* **Article**:
"""

Is the drag coefficient the same thing as damping coefficient? Can I find the drag coefficient using the data of a damping oscillating sphere?

I am currently working on a lab experiment to find a relationship between the diameter of a sphere and its drag coefficient. I will be using a spring-mass system that oscillates vertically and then damps because of drag. How can I use the data obtained from that experiment in order to determine a drag coefficient for the oscillating object?

• Are you trying to find out how closely you can match existing steady-state drag data with that setup, or in detailing the drag changes at various points in the oscillations? Jul 20 '21 at 11:40
• I am trying to determine the drag coefficient of the ocilating object using that setup (spring-mass system). The drag coefficient is constant, it doesn't change at various points in the ocilations. I want to find how closely can I match the drag coefficient value of a sphere using that setup with the theoretical value which is 0.5. Jul 20 '21 at 12:26
• Why are you saying the drag coefficient is constant? Even without unsteady effects, it would still vary with Reynolds number. With the unsteady effects, it would be a very complicated variation. Jul 20 '21 at 13:45
• I meant that it will be constant for the same object that is oscillating. Jul 21 '21 at 9:29
• It will not be constant for the same object. It is a function of the speed and will vary continuously as the speed changes. Jul 21 '21 at 11:24

Assume the damping coefficient is a constant for the 1st order approximation, $$f_d = -b v$$. The equation of motion becomes: \begin{align*} F & = - b v - k x;\\ m \frac{d^2x}{dt^2} & = -b \frac{dx}{dt} - kx;\\ m \frac{d^2x}{dt^2}+b \frac{dx}{dt} + kx &= 0.\\ \frac{d^2x}{dt^2}+ 2\gamma \frac{dx}{dt} + \omega_0^2 x &= 0. \end{align*} where we define $$\gamma = \frac{b}{2m}$$ and $$\omega = \sqrt{k/m}$$.

"""

* **Parts of the exercise**:
A: Answer these questions about the drag coefficient thread.
(i) What theoretical drag coefficient value for a sphere does the person running the experiment want to match?
(ii) Even without unsteady effects, what would the drag coefficient still vary with, according to one comment?
(iii) How is γ defined in the answer's equation of motion?
B: Transcribe the stretch of the drag coefficient thread from "Is the drag" through "the oscillating object?".
The rows that follow come from a different source than the thread.

* **Material provided**:

"""

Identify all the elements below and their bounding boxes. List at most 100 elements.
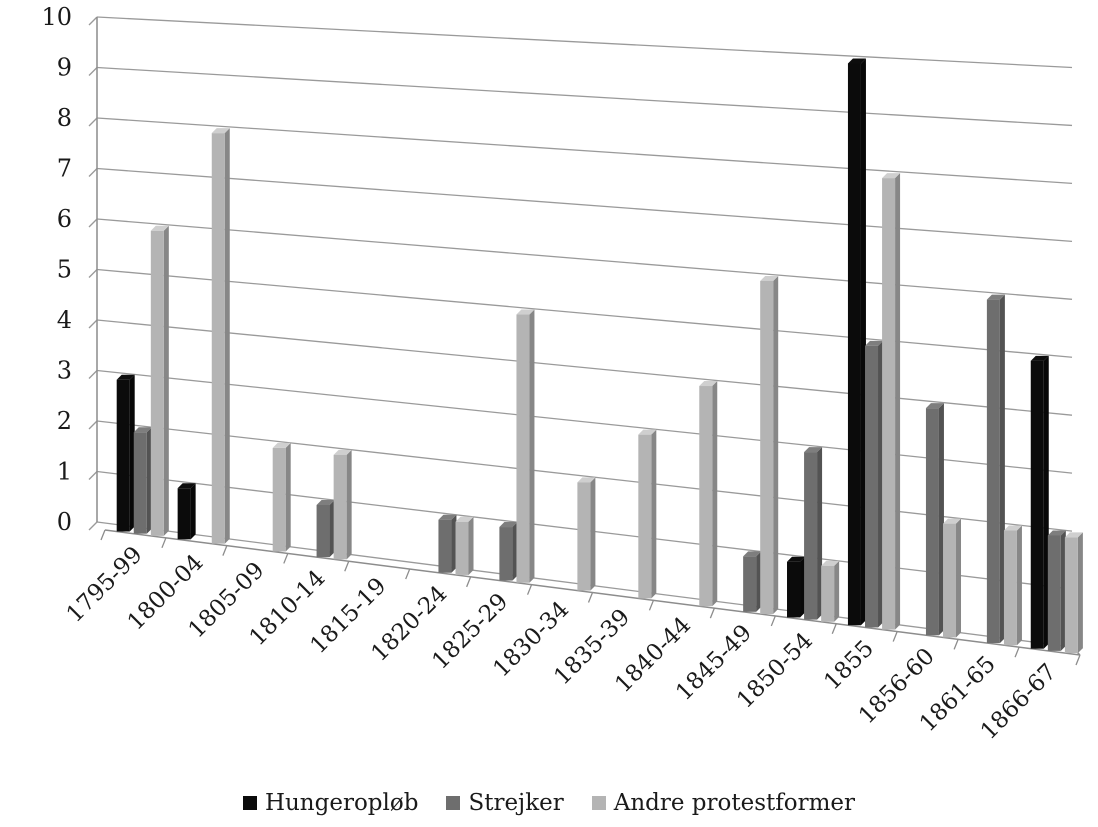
bar-top — [1030, 355, 1049, 361]
gridline — [96, 369, 1073, 474]
bar-top — [499, 522, 518, 528]
bar — [438, 514, 457, 573]
bar — [865, 340, 884, 628]
gridline-side — [88, 521, 98, 531]
bar-top — [865, 340, 884, 346]
bar-side — [346, 449, 352, 560]
bar-top — [177, 483, 196, 489]
y-tick-label: 7 — [57, 155, 72, 183]
bar-side — [329, 500, 335, 558]
bar-top — [150, 225, 169, 231]
bar — [847, 58, 866, 626]
x-tick-mark — [953, 639, 959, 650]
bar-top — [1003, 525, 1022, 531]
x-tick-mark — [1014, 646, 1020, 658]
bar-top — [847, 58, 866, 64]
legend: Hungeropløb Strejker Andre protestformer — [0, 790, 1098, 816]
bar-top — [116, 374, 135, 380]
bar — [516, 309, 535, 583]
bar — [455, 516, 474, 575]
legend-item-hungeroplob: Hungeropløb — [242, 790, 418, 816]
y-tick-label: 8 — [57, 104, 72, 132]
bar-side — [956, 518, 962, 638]
bar-top — [882, 173, 901, 179]
bar — [1064, 532, 1083, 654]
bar-side — [1060, 530, 1066, 651]
y-tick-labels: 0 1 2 3 4 5 6 7 8 9 10 — [41, 3, 72, 536]
legend-label-strejker: Strejker — [468, 790, 564, 816]
gridline — [96, 420, 1073, 532]
bar-side — [512, 522, 518, 581]
x-tick-mark — [709, 607, 715, 619]
bar-top — [577, 477, 596, 483]
bar-side — [285, 442, 291, 552]
bar-top — [760, 275, 779, 281]
bar-top — [516, 309, 535, 315]
bar-front — [986, 299, 1000, 644]
bar — [333, 449, 352, 560]
bar-side — [529, 309, 535, 583]
bar-side — [834, 560, 840, 622]
bar-side — [590, 477, 596, 591]
bar-front — [577, 482, 591, 591]
bar-front — [116, 379, 130, 532]
gridline-side — [88, 370, 98, 379]
bar — [316, 500, 335, 558]
chart: 0 1 2 3 4 5 6 7 8 9 10 1795-991800-041805-091810-1… — [41, 3, 1083, 745]
bar-front — [865, 345, 879, 628]
bar — [1047, 530, 1066, 651]
gridline — [96, 16, 1073, 69]
bar-front — [925, 408, 939, 636]
bar-front — [272, 447, 286, 552]
gridline-side — [88, 319, 98, 329]
bar-top — [638, 429, 657, 435]
y-tick-label: 10 — [41, 3, 72, 31]
bar-side — [129, 374, 135, 532]
bar — [743, 551, 762, 612]
x-tick-mark — [831, 623, 837, 634]
gridline — [96, 167, 1073, 242]
bar-front — [1030, 360, 1044, 649]
bar-side — [800, 556, 806, 618]
bar-front — [133, 432, 147, 534]
x-tick-label: 1855 — [819, 636, 879, 696]
bar-front — [804, 452, 818, 620]
y-tick-label: 4 — [57, 306, 72, 334]
bar-side — [938, 403, 944, 636]
bar — [638, 429, 657, 599]
x-tick-mark — [770, 615, 776, 627]
x-tick-mark — [892, 631, 898, 642]
bar-top — [316, 500, 335, 506]
bar — [150, 225, 169, 536]
gridline — [96, 218, 1073, 300]
x-tick-mark — [344, 561, 350, 572]
legend-label-andre-protestformer: Andre protestformer — [613, 790, 856, 816]
bar-front — [943, 523, 957, 638]
legend-swatch-strejker — [446, 796, 461, 810]
bar — [1030, 355, 1049, 649]
legend-item-andre-protestformer: Andre protestformer — [591, 790, 856, 816]
gridline-side — [88, 117, 98, 127]
bar — [133, 427, 152, 534]
bar-front — [1064, 537, 1078, 654]
bar-front — [1047, 535, 1061, 651]
bar-side — [190, 483, 196, 540]
bar-front — [882, 178, 896, 630]
bar-top — [455, 516, 474, 522]
bar-front — [211, 133, 225, 544]
bar-side — [878, 340, 884, 628]
bar-top — [211, 128, 230, 134]
gridline-side — [88, 269, 98, 278]
y-tick-label: 5 — [57, 256, 72, 284]
bar-side — [773, 275, 779, 614]
bar-front — [760, 280, 774, 614]
bar-front — [743, 556, 757, 612]
bar-side — [1043, 355, 1049, 649]
bar-front — [821, 565, 835, 622]
bar-side — [999, 294, 1005, 644]
bar-top — [943, 518, 962, 524]
gridline-side — [88, 420, 98, 430]
bar-front — [316, 505, 330, 558]
bar-top — [1047, 530, 1066, 536]
bar-top — [133, 427, 152, 433]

"""

* **Results of the exercise**:
A:
(i) 0.5
(ii) Reynolds number
(iii) γ = b/(2m)

B:
Is the drag coefficient the same thing as damping coefficient? Can I find the drag coefficient using the data of a damping oscillating sphere?

I am currently working on a lab experiment to find a relationship between the diameter of a sphere and its drag coefficient. I will be using a spring-mass system that oscillates vertically and then damps because of drag. How can I use the data obtained from that experiment in order to determine a drag coefficient for the oscillating object?